═══ INPUT MATERIAL ═══
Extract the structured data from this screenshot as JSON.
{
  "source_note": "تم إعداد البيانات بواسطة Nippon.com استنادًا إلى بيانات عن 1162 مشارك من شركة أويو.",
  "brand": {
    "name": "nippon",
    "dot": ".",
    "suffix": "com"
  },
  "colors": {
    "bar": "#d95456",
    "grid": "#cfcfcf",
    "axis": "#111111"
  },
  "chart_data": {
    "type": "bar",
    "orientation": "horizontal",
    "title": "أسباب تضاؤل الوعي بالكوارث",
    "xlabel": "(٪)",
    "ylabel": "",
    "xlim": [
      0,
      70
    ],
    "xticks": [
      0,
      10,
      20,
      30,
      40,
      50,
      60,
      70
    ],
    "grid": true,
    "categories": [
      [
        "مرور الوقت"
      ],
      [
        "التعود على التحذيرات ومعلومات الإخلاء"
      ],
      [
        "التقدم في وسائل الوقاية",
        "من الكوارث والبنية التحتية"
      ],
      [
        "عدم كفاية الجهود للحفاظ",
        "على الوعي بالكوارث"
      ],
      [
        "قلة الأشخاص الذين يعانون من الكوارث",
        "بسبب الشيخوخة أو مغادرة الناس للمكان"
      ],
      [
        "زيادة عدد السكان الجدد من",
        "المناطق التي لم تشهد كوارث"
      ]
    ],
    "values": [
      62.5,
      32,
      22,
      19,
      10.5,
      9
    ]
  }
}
═══
YOUR TASK ▸ Write out every record, exactly as written.

OUTPUT FOR THIS EXERCISE ▸
Extract the structured data from this screenshot as JSON.
{
  "source_note": "تم إعداد البيانات بواسطة Nippon.com استنادًا إلى بيانات عن 1162 مشارك من شركة أويو.",
  "brand": {
    "name": "nippon",
    "dot": ".",
    "suffix": "com"
  },
  "colors": {
    "bar": "#d95456",
    "grid": "#cfcfcf",
    "axis": "#111111"
  },
  "chart_data": {
    "type": "bar",
    "orientation": "horizontal",
    "title": "أسباب تضاؤل الوعي بالكوارث",
    "xlabel": "(٪)",
    "ylabel": "",
    "xlim": [
      0,
      70
    ],
    "xticks": [
      0,
      10,
      20,
      30,
      40,
      50,
      60,
      70
    ],
    "grid": true,
    "categories": [
      [
        "مرور الوقت"
      ],
      [
        "التعود على التحذيرات ومعلومات الإخلاء"
      ],
      [
        "التقدم في وسائل الوقاية",
        "من الكوارث والبنية التحتية"
      ],
      [
        "عدم كفاية الجهود للحفاظ",
        "على الوعي بالكوارث"
      ],
      [
        "قلة الأشخاص الذين يعانون من الكوارث",
        "بسبب الشيخوخة أو مغادرة الناس للمكان"
      ],
      [
        "زيادة عدد السكان الجدد من",
        "المناطق التي لم تشهد كوارث"
      ]
    ],
    "values": [
      62.5,
      32,
      22,
      19,
      10.5,
      9
    ]
  }
}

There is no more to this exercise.